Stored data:
┌────────

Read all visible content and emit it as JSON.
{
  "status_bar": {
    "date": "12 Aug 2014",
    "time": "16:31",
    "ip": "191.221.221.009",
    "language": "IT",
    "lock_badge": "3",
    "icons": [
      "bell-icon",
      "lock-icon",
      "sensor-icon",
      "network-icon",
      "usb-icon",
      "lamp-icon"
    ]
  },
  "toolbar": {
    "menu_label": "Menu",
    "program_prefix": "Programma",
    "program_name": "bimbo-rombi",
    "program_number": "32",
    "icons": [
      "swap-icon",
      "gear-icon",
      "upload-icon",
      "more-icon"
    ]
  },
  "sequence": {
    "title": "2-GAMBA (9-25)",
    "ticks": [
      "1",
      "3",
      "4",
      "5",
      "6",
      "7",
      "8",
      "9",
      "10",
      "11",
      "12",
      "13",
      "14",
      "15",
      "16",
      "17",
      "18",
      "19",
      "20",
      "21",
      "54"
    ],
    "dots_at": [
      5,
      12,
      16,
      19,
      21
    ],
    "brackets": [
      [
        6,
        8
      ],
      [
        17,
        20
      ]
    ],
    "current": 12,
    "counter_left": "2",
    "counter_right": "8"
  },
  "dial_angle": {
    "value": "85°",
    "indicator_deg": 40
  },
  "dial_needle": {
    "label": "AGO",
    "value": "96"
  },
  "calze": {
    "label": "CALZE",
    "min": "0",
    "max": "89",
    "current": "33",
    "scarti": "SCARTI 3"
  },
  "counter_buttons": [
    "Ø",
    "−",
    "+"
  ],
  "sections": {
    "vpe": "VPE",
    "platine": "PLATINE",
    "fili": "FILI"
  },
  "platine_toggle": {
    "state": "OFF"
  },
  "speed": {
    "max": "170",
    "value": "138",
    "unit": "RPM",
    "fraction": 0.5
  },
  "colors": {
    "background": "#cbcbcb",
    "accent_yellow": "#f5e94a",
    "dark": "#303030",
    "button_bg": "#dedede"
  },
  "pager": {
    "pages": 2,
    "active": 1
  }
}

└────────

◆ **Your instructions**: Recopy the entries above exactly, with every line included.

◆ **Written answer**:
Read all visible content and emit it as JSON.
{
  "status_bar": {
    "date": "12 Aug 2014",
    "time": "16:31",
    "ip": "191.221.221.009",
    "language": "IT",
    "lock_badge": "3",
    "icons": [
      "bell-icon",
      "lock-icon",
      "sensor-icon",
      "network-icon",
      "usb-icon",
      "lamp-icon"
    ]
  },
  "toolbar": {
    "menu_label": "Menu",
    "program_prefix": "Programma",
    "program_name": "bimbo-rombi",
    "program_number": "32",
    "icons": [
      "swap-icon",
      "gear-icon",
      "upload-icon",
      "more-icon"
    ]
  },
  "sequence": {
    "title": "2-GAMBA (9-25)",
    "ticks": [
      "1",
      "3",
      "4",
      "5",
      "6",
      "7",
      "8",
      "9",
      "10",
      "11",
      "12",
      "13",
      "14",
      "15",
      "16",
      "17",
      "18",
      "19",
      "20",
      "21",
      "54"
    ],
    "dots_at": [
      5,
      12,
      16,
      19,
      21
    ],
    "brackets": [
      [
        6,
        8
      ],
      [
        17,
        20
      ]
    ],
    "current": 12,
    "counter_left": "2",
    "counter_right": "8"
  },
  "dial_angle": {
    "value": "85°",
    "indicator_deg": 40
  },
  "dial_needle": {
    "label": "AGO",
    "value": "96"
  },
  "calze": {
    "label": "CALZE",
    "min": "0",
    "max": "89",
    "current": "33",
    "scarti": "SCARTI 3"
  },
  "counter_buttons": [
    "Ø",
    "−",
    "+"
  ],
  "sections": {
    "vpe": "VPE",
    "platine": "PLATINE",
    "fili": "FILI"
  },
  "platine_toggle": {
    "state": "OFF"
  },
  "speed": {
    "max": "170",
    "value": "138",
    "unit": "RPM",
    "fraction": 0.5
  },
  "colors": {
    "background": "#cbcbcb",
    "accent_yellow": "#f5e94a",
    "dark": "#303030",
    "button_bg": "#dedede"
  },
  "pager": {
    "pages": 2,
    "active": 1
  }
}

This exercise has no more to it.